## Problem
Transcribe the entries below exactly.

## Data supplied
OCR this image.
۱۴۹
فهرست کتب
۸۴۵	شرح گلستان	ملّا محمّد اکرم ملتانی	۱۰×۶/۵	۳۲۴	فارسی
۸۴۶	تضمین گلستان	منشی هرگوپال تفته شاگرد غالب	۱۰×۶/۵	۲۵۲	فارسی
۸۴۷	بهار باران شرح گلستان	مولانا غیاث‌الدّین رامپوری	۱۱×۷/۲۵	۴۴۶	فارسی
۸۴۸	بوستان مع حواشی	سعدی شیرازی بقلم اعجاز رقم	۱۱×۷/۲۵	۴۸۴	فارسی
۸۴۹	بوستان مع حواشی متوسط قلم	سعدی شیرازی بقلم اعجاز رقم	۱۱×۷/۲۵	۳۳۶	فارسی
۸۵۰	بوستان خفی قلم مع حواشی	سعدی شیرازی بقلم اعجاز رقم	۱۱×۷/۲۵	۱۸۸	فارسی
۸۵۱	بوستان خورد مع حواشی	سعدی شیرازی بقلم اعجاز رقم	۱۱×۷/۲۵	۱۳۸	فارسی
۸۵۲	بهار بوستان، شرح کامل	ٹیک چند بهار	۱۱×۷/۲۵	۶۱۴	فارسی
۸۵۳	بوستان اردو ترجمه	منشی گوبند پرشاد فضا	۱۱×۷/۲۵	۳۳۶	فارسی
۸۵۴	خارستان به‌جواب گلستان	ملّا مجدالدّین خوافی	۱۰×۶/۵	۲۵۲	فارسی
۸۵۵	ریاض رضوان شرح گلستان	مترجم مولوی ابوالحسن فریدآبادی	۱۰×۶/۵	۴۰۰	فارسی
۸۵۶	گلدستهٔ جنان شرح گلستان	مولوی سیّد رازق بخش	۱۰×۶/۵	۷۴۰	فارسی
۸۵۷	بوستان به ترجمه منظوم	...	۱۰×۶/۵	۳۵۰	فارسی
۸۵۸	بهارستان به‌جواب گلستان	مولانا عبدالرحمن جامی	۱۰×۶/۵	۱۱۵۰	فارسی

## Exercise solution
OCR this image.
۱۴۹
فهرست کتب
۸۴۵	شرح گلستان	ملّا محمّد اکرم ملتانی	۱۰×۶/۵	۳۲۴	فارسی
۸۴۶	تضمین گلستان	منشی هرگوپال تفته شاگرد غالب	۱۰×۶/۵	۲۵۲	فارسی
۸۴۷	بهار باران شرح گلستان	مولانا غیاث‌الدّین رامپوری	۱۱×۷/۲۵	۴۴۶	فارسی
۸۴۸	بوستان مع حواشی	سعدی شیرازی بقلم اعجاز رقم	۱۱×۷/۲۵	۴۸۴	فارسی
۸۴۹	بوستان مع حواشی متوسط قلم	سعدی شیرازی بقلم اعجاز رقم	۱۱×۷/۲۵	۳۳۶	فارسی
۸۵۰	بوستان خفی قلم مع حواشی	سعدی شیرازی بقلم اعجاز رقم	۱۱×۷/۲۵	۱۸۸	فارسی
۸۵۱	بوستان خورد مع حواشی	سعدی شیرازی بقلم اعجاز رقم	۱۱×۷/۲۵	۱۳۸	فارسی
۸۵۲	بهار بوستان، شرح کامل	ٹیک چند بهار	۱۱×۷/۲۵	۶۱۴	فارسی
۸۵۳	بوستان اردو ترجمه	منشی گوبند پرشاد فضا	۱۱×۷/۲۵	۳۳۶	فارسی
۸۵۴	خارستان به‌جواب گلستان	ملّا مجدالدّین خوافی	۱۰×۶/۵	۲۵۲	فارسی
۸۵۵	ریاض رضوان شرح گلستان	مترجم مولوی ابوالحسن فریدآبادی	۱۰×۶/۵	۴۰۰	فارسی
۸۵۶	گلدستهٔ جنان شرح گلستان	مولوی سیّد رازق بخش	۱۰×۶/۵	۷۴۰	فارسی
۸۵۷	بوستان به ترجمه منظوم	...	۱۰×۶/۵	۳۵۰	فارسی
۸۵۸	بهارستان به‌جواب گلستان	مولانا عبدالرحمن جامی	۱۰×۶/۵	۱۱۵۰	فارسی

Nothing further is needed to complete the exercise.